%%
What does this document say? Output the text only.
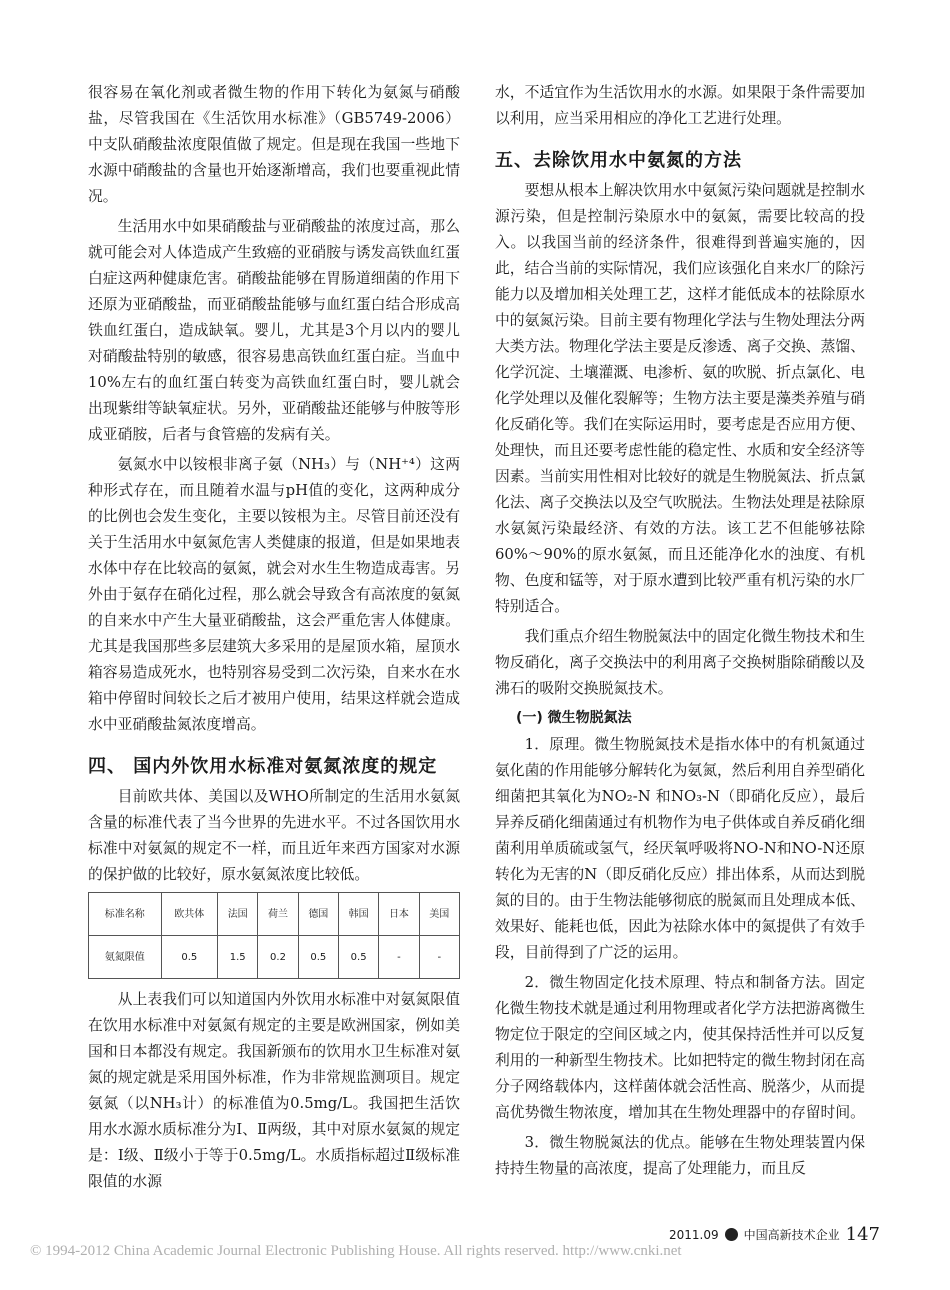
很容易在氧化剂或者微生物的作用下转化为氨氮与硝酸盐，尽管我国在《生活饮用水标准》（GB5749-2006）中支队硝酸盐浓度限值做了规定。但是现在我国一些地下水源中硝酸盐的含量也开始逐渐增高，我们也要重视此情况。

生活用水中如果硝酸盐与亚硝酸盐的浓度过高，那么就可能会对人体造成产生致癌的亚硝胺与诱发高铁血红蛋白症这两种健康危害。硝酸盐能够在胃肠道细菌的作用下还原为亚硝酸盐，而亚硝酸盐能够与血红蛋白结合形成高铁血红蛋白，造成缺氧。婴儿，尤其是3个月以内的婴儿对硝酸盐特别的敏感，很容易患高铁血红蛋白症。当血中10%左右的血红蛋白转变为高铁血红蛋白时，婴儿就会出现紫绀等缺氧症状。另外，亚硝酸盐还能够与仲胺等形成亚硝胺，后者与食管癌的发病有关。

氨氮水中以铵根非离子氨（NH₃）与（NH⁺⁴）这两种形式存在，而且随着水温与pH值的变化，这两种成分的比例也会发生变化，主要以铵根为主。尽管目前还没有关于生活用水中氨氮危害人类健康的报道，但是如果地表水体中存在比较高的氨氮，就会对水生生物造成毒害。另外由于氨存在硝化过程，那么就会导致含有高浓度的氨氮的自来水中产生大量亚硝酸盐，这会严重危害人体健康。尤其是我国那些多层建筑大多采用的是屋顶水箱，屋顶水箱容易造成死水，也特别容易受到二次污染，自来水在水箱中停留时间较长之后才被用户使用，结果这样就会造成水中亚硝酸盐氮浓度增高。

四、 国内外饮用水标准对氨氮浓度的规定

目前欧共体、美国以及WHO所制定的生活用水氨氮含量的标准代表了当今世界的先进水平。不过各国饮用水标准中对氨氮的规定不一样，而且近年来西方国家对水源的保护做的比较好，原水氨氮浓度比较低。

标准名称	欧共体	法国	荷兰	德国	韩国	日本	美国
氨氮限值	0.5	1.5	0.2	0.5	0.5	-	-

从上表我们可以知道国内外饮用水标准中对氨氮限值在饮用水标准中对氨氮有规定的主要是欧洲国家，例如美国和日本都没有规定。我国新颁布的饮用水卫生标准对氨氮的规定就是采用国外标准，作为非常规监测项目。规定氨氮（以NH₃计）的标准值为0.5mg/L。我国把生活饮用水水源水质标准分为Ⅰ、Ⅱ两级，其中对原水氨氮的规定是：Ⅰ级、Ⅱ级小于等于0.5mg/L。水质指标超过Ⅱ级标准限值的水源

水，不适宜作为生活饮用水的水源。如果限于条件需要加以利用，应当采用相应的净化工艺进行处理。

五、去除饮用水中氨氮的方法

要想从根本上解决饮用水中氨氮污染问题就是控制水源污染，但是控制污染原水中的氨氮，需要比较高的投入。以我国当前的经济条件，很难得到普遍实施的，因此，结合当前的实际情况，我们应该强化自来水厂的除污能力以及增加相关处理工艺，这样才能低成本的祛除原水中的氨氮污染。目前主要有物理化学法与生物处理法分两大类方法。物理化学法主要是反渗透、离子交换、蒸馏、化学沉淀、土壤灌溉、电渗析、氨的吹脱、折点氯化、电化学处理以及催化裂解等；生物方法主要是藻类养殖与硝化反硝化等。我们在实际运用时，要考虑是否应用方便、处理快，而且还要考虑性能的稳定性、水质和安全经济等因素。当前实用性相对比较好的就是生物脱氮法、折点氯化法、离子交换法以及空气吹脱法。生物法处理是祛除原水氨氮污染最经济、有效的方法。该工艺不但能够祛除60%～90%的原水氨氮，而且还能净化水的浊度、有机物、色度和锰等，对于原水遭到比较严重有机污染的水厂特别适合。

我们重点介绍生物脱氮法中的固定化微生物技术和生物反硝化，离子交换法中的利用离子交换树脂除硝酸以及沸石的吸附交换脱氮技术。

(一) 微生物脱氮法

1．原理。微生物脱氮技术是指水体中的有机氮通过氨化菌的作用能够分解转化为氨氮，然后利用自养型硝化细菌把其氧化为NO₂-N 和NO₃-N（即硝化反应），最后异养反硝化细菌通过有机物作为电子供体或自养反硝化细菌利用单质硫或氢气，经厌氧呼吸将NO-N和NO-N还原转化为无害的N（即反硝化反应）排出体系，从而达到脱氮的目的。由于生物法能够彻底的脱氮而且处理成本低、效果好、能耗也低，因此为祛除水体中的氮提供了有效手段，目前得到了广泛的运用。

2．微生物固定化技术原理、特点和制备方法。固定化微生物技术就是通过利用物理或者化学方法把游离微生物定位于限定的空间区域之内，使其保持活性并可以反复利用的一种新型生物技术。比如把特定的微生物封闭在高分子网络载体内，这样菌体就会活性高、脱落少，从而提高优势微生物浓度，增加其在生物处理器中的存留时间。

3．微生物脱氮法的优点。能够在生物处理装置内保持持生物量的高浓度，提高了处理能力，而且反

2011.09 中国高新技术企业 147
© 1994-2012 China Academic Journal Electronic Publishing House. All rights reserved. http://www.cnki.net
%%
§ OBJECTIVE
Quote the material word for word, dropping any images it holds.

§ FINISHED ANSWER
What does this document say? Output the text only.
很容易在氧化剂或者微生物的作用下转化为氨氮与硝酸盐，尽管我国在《生活饮用水标准》（GB5749-2006）中支队硝酸盐浓度限值做了规定。但是现在我国一些地下水源中硝酸盐的含量也开始逐渐增高，我们也要重视此情况。

生活用水中如果硝酸盐与亚硝酸盐的浓度过高，那么就可能会对人体造成产生致癌的亚硝胺与诱发高铁血红蛋白症这两种健康危害。硝酸盐能够在胃肠道细菌的作用下还原为亚硝酸盐，而亚硝酸盐能够与血红蛋白结合形成高铁血红蛋白，造成缺氧。婴儿，尤其是3个月以内的婴儿对硝酸盐特别的敏感，很容易患高铁血红蛋白症。当血中10%左右的血红蛋白转变为高铁血红蛋白时，婴儿就会出现紫绀等缺氧症状。另外，亚硝酸盐还能够与仲胺等形成亚硝胺，后者与食管癌的发病有关。

氨氮水中以铵根非离子氨（NH₃）与（NH⁺⁴）这两种形式存在，而且随着水温与pH值的变化，这两种成分的比例也会发生变化，主要以铵根为主。尽管目前还没有关于生活用水中氨氮危害人类健康的报道，但是如果地表水体中存在比较高的氨氮，就会对水生生物造成毒害。另外由于氨存在硝化过程，那么就会导致含有高浓度的氨氮的自来水中产生大量亚硝酸盐，这会严重危害人体健康。尤其是我国那些多层建筑大多采用的是屋顶水箱，屋顶水箱容易造成死水，也特别容易受到二次污染，自来水在水箱中停留时间较长之后才被用户使用，结果这样就会造成水中亚硝酸盐氮浓度增高。

四、 国内外饮用水标准对氨氮浓度的规定

目前欧共体、美国以及WHO所制定的生活用水氨氮含量的标准代表了当今世界的先进水平。不过各国饮用水标准中对氨氮的规定不一样，而且近年来西方国家对水源的保护做的比较好，原水氨氮浓度比较低。

标准名称	欧共体	法国	荷兰	德国	韩国	日本	美国
氨氮限值	0.5	1.5	0.2	0.5	0.5	-	-

从上表我们可以知道国内外饮用水标准中对氨氮限值在饮用水标准中对氨氮有规定的主要是欧洲国家，例如美国和日本都没有规定。我国新颁布的饮用水卫生标准对氨氮的规定就是采用国外标准，作为非常规监测项目。规定氨氮（以NH₃计）的标准值为0.5mg/L。我国把生活饮用水水源水质标准分为Ⅰ、Ⅱ两级，其中对原水氨氮的规定是：Ⅰ级、Ⅱ级小于等于0.5mg/L。水质指标超过Ⅱ级标准限值的水源

水，不适宜作为生活饮用水的水源。如果限于条件需要加以利用，应当采用相应的净化工艺进行处理。

五、去除饮用水中氨氮的方法

要想从根本上解决饮用水中氨氮污染问题就是控制水源污染，但是控制污染原水中的氨氮，需要比较高的投入。以我国当前的经济条件，很难得到普遍实施的，因此，结合当前的实际情况，我们应该强化自来水厂的除污能力以及增加相关处理工艺，这样才能低成本的祛除原水中的氨氮污染。目前主要有物理化学法与生物处理法分两大类方法。物理化学法主要是反渗透、离子交换、蒸馏、化学沉淀、土壤灌溉、电渗析、氨的吹脱、折点氯化、电化学处理以及催化裂解等；生物方法主要是藻类养殖与硝化反硝化等。我们在实际运用时，要考虑是否应用方便、处理快，而且还要考虑性能的稳定性、水质和安全经济等因素。当前实用性相对比较好的就是生物脱氮法、折点氯化法、离子交换法以及空气吹脱法。生物法处理是祛除原水氨氮污染最经济、有效的方法。该工艺不但能够祛除60%～90%的原水氨氮，而且还能净化水的浊度、有机物、色度和锰等，对于原水遭到比较严重有机污染的水厂特别适合。

我们重点介绍生物脱氮法中的固定化微生物技术和生物反硝化，离子交换法中的利用离子交换树脂除硝酸以及沸石的吸附交换脱氮技术。

(一) 微生物脱氮法

1．原理。微生物脱氮技术是指水体中的有机氮通过氨化菌的作用能够分解转化为氨氮，然后利用自养型硝化细菌把其氧化为NO₂-N 和NO₃-N（即硝化反应），最后异养反硝化细菌通过有机物作为电子供体或自养反硝化细菌利用单质硫或氢气，经厌氧呼吸将NO-N和NO-N还原转化为无害的N（即反硝化反应）排出体系，从而达到脱氮的目的。由于生物法能够彻底的脱氮而且处理成本低、效果好、能耗也低，因此为祛除水体中的氮提供了有效手段，目前得到了广泛的运用。

2．微生物固定化技术原理、特点和制备方法。固定化微生物技术就是通过利用物理或者化学方法把游离微生物定位于限定的空间区域之内，使其保持活性并可以反复利用的一种新型生物技术。比如把特定的微生物封闭在高分子网络载体内，这样菌体就会活性高、脱落少，从而提高优势微生物浓度，增加其在生物处理器中的存留时间。

3．微生物脱氮法的优点。能够在生物处理装置内保持持生物量的高浓度，提高了处理能力，而且反

2011.09 中国高新技术企业 147
© 1994-2012 China Academic Journal Electronic Publishing House. All rights reserved. http://www.cnki.net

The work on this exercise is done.